=== Given exercise 1 ===
Copy the passage on musician memoirs from "Classic rock is" to "for the holidays." word for word.

=== Text section ===
»»

Although Elvis Costello’s autobiography and Tom Petty’s fully sanctioned biography received well-deserved kudos in 2015, it’s safe to say that women dominated last year’s crop of musician memoirs. Sonic Youth’s Kim Gordon, Sleater-Kinney’s Carrie Brownstein, Patti Smith, Sara Bareilles, Grace Jones, Jewel and Chrissie Hynde all released well-regarded, well-written, engaging books. That trend is reversed for fall 2016: Save for Laura Jane Grace’s highly anticipated “Tranny: Confessions of Punk Rock’s Most Infamous Anarchist Sellout” and a memoir from songwriter Carole Bayer Sager, the forthcoming musician autobiography release schedule is dominated by men.

Classic rock is especially well-represented this autumn, starting with Bruce Springsteen’s long-gestating “Born To Run,” Phil Collins’ “Not Dead Yet” and a pair of dueling Beach Boys memoirs: Mike Love’s “Good Vibrations: My Life as a Beach Boy” and then, a month later, Brian Wilson’s “I Am Brian Wilson.” The Band’s Robbie Robertson is also entering the fray with “Testimony,” while Rush drummer Neil Peart has a third travelogue out in September. Fans of ’80s alternative music are also in luck: Johnny Marr, the Cure’s Lol Tolhurst, Spacemen 3/Spiritualized bassist Will Carruthers, and New Order’s Peter Hook all have books due, as do electronic music/technology pioneer Thomas Dolby and Circle Jerks’ Keith Morris. Crooner Tony Bennett, Earth Wind & Fire’s Maurice White and Tool’s Maynard James Keenan round out the major memoirs due just in time for the holidays.

««

=== Given exercise 2 ===
Give only the lines of the records from the line with "browser-tab[interactable]: [212, 2, 234, 11]" to the line with "sidebar-item-active[interactable]: [95, 77, 165, 85]", replacing "dropdown-item" with "menu-item" and leaving everything else unchanged.

=== Listing ===
»»

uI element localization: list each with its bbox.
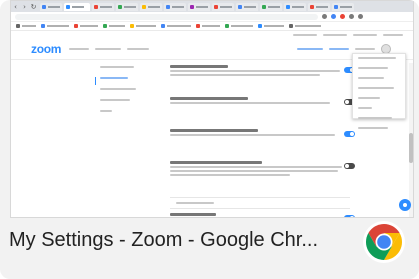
browser-tab[interactable]: [212, 2, 234, 11]
setting-toggle[interactable]: [344, 215, 355, 217]
setting-row: [170, 65, 355, 95]
setting-row: [170, 97, 355, 127]
browser-tab[interactable]: [308, 2, 330, 11]
browser-tab[interactable]: [40, 2, 62, 11]
dropdown-item[interactable]: [353, 87, 405, 94]
tab-favicon-icon: [214, 4, 218, 9]
setting-title: [170, 65, 228, 68]
window-preview-card[interactable]: ‹ › ↻ zoom My Settings - Zoom - Google C…: [0, 0, 419, 279]
setting-title: [170, 129, 258, 132]
header-link[interactable]: [329, 47, 349, 50]
settings-section-header: [170, 197, 350, 209]
forward-icon[interactable]: ›: [20, 3, 29, 11]
chat-icon: [403, 203, 407, 207]
tab-favicon-icon: [238, 4, 242, 9]
page-scrollbar[interactable]: [409, 63, 413, 217]
browser-tab[interactable]: [140, 2, 162, 11]
sidebar-item[interactable]: [95, 88, 165, 96]
browser-tab[interactable]: [260, 2, 282, 11]
browser-tab[interactable]: [116, 2, 138, 11]
header-link[interactable]: [355, 47, 375, 50]
tab-favicon-icon: [166, 4, 170, 9]
url-input[interactable]: [15, 13, 318, 20]
browser-tab[interactable]: [92, 2, 114, 11]
browser-tab[interactable]: [188, 2, 210, 11]
setting-row: [170, 161, 355, 197]
tab-favicon-icon: [142, 4, 146, 9]
tab-favicon-icon: [94, 4, 98, 9]
nav-link[interactable]: [69, 47, 90, 50]
tab-favicon-icon: [286, 4, 290, 9]
sidebar-item[interactable]: [95, 110, 165, 118]
dropdown-item[interactable]: [353, 107, 405, 114]
browser-tab[interactable]: [164, 2, 186, 11]
back-icon[interactable]: ‹: [11, 3, 20, 11]
dropdown-item[interactable]: [353, 97, 405, 104]
help-chat-button[interactable]: [399, 199, 411, 211]
dropdown-item[interactable]: [353, 67, 405, 74]
header-actions: [297, 43, 391, 54]
zoom-logo[interactable]: zoom: [31, 42, 61, 56]
dropdown-item[interactable]: [353, 127, 405, 134]
window-thumbnail[interactable]: ‹ › ↻ zoom: [10, 0, 414, 218]
setting-toggle[interactable]: [344, 163, 355, 169]
bookmark-item[interactable]: [196, 24, 220, 28]
sidebar-item-active[interactable]: [95, 77, 165, 85]
browser-tab[interactable]: [284, 2, 306, 11]
window-title: My Settings - Zoom - Google Chr...: [9, 229, 318, 251]
settings-sidebar: [95, 63, 165, 118]
sidebar-item[interactable]: [95, 99, 165, 107]
bookmarks-bar: [11, 22, 413, 31]
avatar[interactable]: [381, 43, 391, 54]
bookmark-item[interactable]: [74, 24, 98, 28]
reload-icon[interactable]: ↻: [29, 3, 38, 11]
browser-tab[interactable]: [236, 2, 258, 11]
browser-tab-strip: ‹ › ↻: [11, 1, 413, 12]
bookmark-item[interactable]: [130, 24, 156, 28]
extension-icon[interactable]: [331, 14, 336, 19]
setting-title: [170, 213, 216, 216]
tab-favicon-icon: [262, 4, 266, 9]
browser-tab[interactable]: [332, 2, 354, 11]
profile-icon[interactable]: [349, 14, 354, 19]
header-link[interactable]: [297, 47, 323, 50]
tab-favicon-icon: [190, 4, 194, 9]
bookmark-item[interactable]: [161, 24, 191, 28]
dropdown-item[interactable]: [353, 77, 405, 84]
extension-icon[interactable]: [340, 14, 345, 19]
bookmark-item[interactable]: [41, 24, 69, 28]
zoom-utility-strip: [11, 31, 413, 37]
browser-tab-active[interactable]: [64, 2, 90, 11]
dropdown-item[interactable]: [353, 117, 405, 124]
extension-icon[interactable]: [322, 14, 327, 19]
tab-favicon-icon: [118, 4, 122, 9]
tab-favicon-icon: [334, 4, 338, 9]
sidebar-item[interactable]: [95, 66, 165, 74]
menu-icon[interactable]: [358, 14, 363, 19]
setting-row: [170, 129, 355, 159]
tab-favicon-icon: [310, 4, 314, 9]
setting-title: [170, 161, 262, 164]
address-bar: [11, 12, 413, 22]
zoom-favicon-icon: [66, 4, 70, 9]
settings-list: [170, 63, 355, 217]
chrome-logo-icon: [363, 221, 405, 263]
account-dropdown-menu: [352, 53, 406, 129]
nav-link[interactable]: [127, 47, 150, 50]
bookmark-item[interactable]: [225, 24, 253, 28]
bookmark-item[interactable]: [16, 24, 36, 28]
setting-row: [170, 213, 355, 217]
bookmark-item[interactable]: [289, 24, 321, 28]
dropdown-item[interactable]: [353, 57, 405, 64]
tab-favicon-icon: [42, 4, 46, 9]
bookmark-item[interactable]: [103, 24, 125, 28]
scrollbar-thumb[interactable]: [409, 133, 413, 163]
setting-title: [170, 97, 248, 100]
nav-link[interactable]: [95, 47, 122, 50]
bookmark-item[interactable]: [258, 24, 284, 28]
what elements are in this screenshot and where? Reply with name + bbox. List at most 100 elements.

««

=== Complete output 1 ===
Classic rock is especially well-represented this autumn, starting with Bruce Springsteen’s long-gestating “Born To Run,” Phil Collins’ “Not Dead Yet” and a pair of dueling Beach Boys memoirs: Mike Love’s “Good Vibrations: My Life as a Beach Boy” and then, a month later, Brian Wilson’s “I Am Brian Wilson.” The Band’s Robbie Robertson is also entering the fray with “Testimony,” while Rush drummer Neil Peart has a third travelogue out in September. Fans of ’80s alternative music are also in luck: Johnny Marr, the Cure’s Lol Tolhurst, Spacemen 3/Spiritualized bassist Will Carruthers, and New Order’s Peter Hook all have books due, as do electronic music/technology pioneer Thomas Dolby and Circle Jerks’ Keith Morris. Crooner Tony Bennett, Earth Wind & Fire’s Maurice White and Tool’s Maynard James Keenan round out the major memoirs due just in time for the holidays.

=== Complete output 2 ===
browser-tab[interactable]: [212, 2, 234, 11]
setting-toggle[interactable]: [344, 215, 355, 217]
setting-row: [170, 65, 355, 95]
setting-row: [170, 97, 355, 127]
browser-tab[interactable]: [308, 2, 330, 11]
browser-tab[interactable]: [40, 2, 62, 11]
menu-item[interactable]: [353, 87, 405, 94]
tab-favicon-icon: [214, 4, 218, 9]
setting-title: [170, 65, 228, 68]
window-preview-card[interactable]: ‹ › ↻ zoom My Settings - Zoom - Google C…: [0, 0, 419, 279]
setting-title: [170, 129, 258, 132]
header-link[interactable]: [329, 47, 349, 50]
settings-section-header: [170, 197, 350, 209]
forward-icon[interactable]: ›: [20, 3, 29, 11]
chat-icon: [403, 203, 407, 207]
tab-favicon-icon: [238, 4, 242, 9]
page-scrollbar[interactable]: [409, 63, 413, 217]
browser-tab[interactable]: [140, 2, 162, 11]
sidebar-item[interactable]: [95, 88, 165, 96]
browser-tab[interactable]: [260, 2, 282, 11]
browser-tab[interactable]: [116, 2, 138, 11]
header-link[interactable]: [355, 47, 375, 50]
tab-favicon-icon: [166, 4, 170, 9]
url-input[interactable]: [15, 13, 318, 20]
browser-tab[interactable]: [92, 2, 114, 11]
browser-tab[interactable]: [188, 2, 210, 11]
setting-row: [170, 161, 355, 197]
tab-favicon-icon: [142, 4, 146, 9]
tab-favicon-icon: [94, 4, 98, 9]
nav-link[interactable]: [69, 47, 90, 50]
tab-favicon-icon: [286, 4, 290, 9]
sidebar-item[interactable]: [95, 110, 165, 118]
menu-item[interactable]: [353, 107, 405, 114]
browser-tab[interactable]: [164, 2, 186, 11]
back-icon[interactable]: ‹: [11, 3, 20, 11]
menu-item[interactable]: [353, 97, 405, 104]
help-chat-button[interactable]: [399, 199, 411, 211]
menu-item[interactable]: [353, 67, 405, 74]
header-actions: [297, 43, 391, 54]
zoom-logo[interactable]: zoom: [31, 42, 61, 56]
menu-item[interactable]: [353, 127, 405, 134]
window-thumbnail[interactable]: ‹ › ↻ zoom: [10, 0, 414, 218]
setting-toggle[interactable]: [344, 163, 355, 169]
bookmark-item[interactable]: [196, 24, 220, 28]
sidebar-item-active[interactable]: [95, 77, 165, 85]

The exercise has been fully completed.